▶ _THE TASK_:
Copy out every line in which the string "color" occurs.

▶ _INFORMATION SUPPLIED_:

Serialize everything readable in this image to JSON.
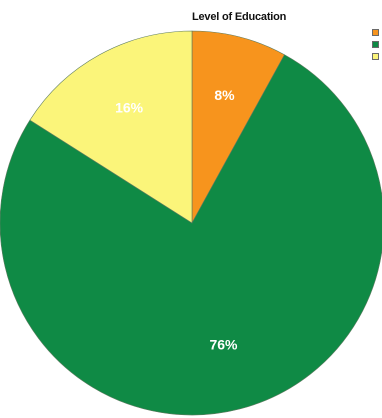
{
  "chart_data": {
    "type": "pie",
    "title": "Level of Education",
    "slices": [
      {
        "label": "8%",
        "value": 8,
        "color": "#f7941d"
      },
      {
        "label": "76%",
        "value": 76,
        "color": "#0f8a45"
      },
      {
        "label": "16%",
        "value": 16,
        "color": "#fbf57a"
      }
    ],
    "legend_position": "top-right",
    "start_angle_deg": 0,
    "direction": "clockwise"
  }
}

▶ _RESULT OF THIS TASK_:
        "color": "#f7941d"
        "color": "#0f8a45"
        "color": "#fbf57a"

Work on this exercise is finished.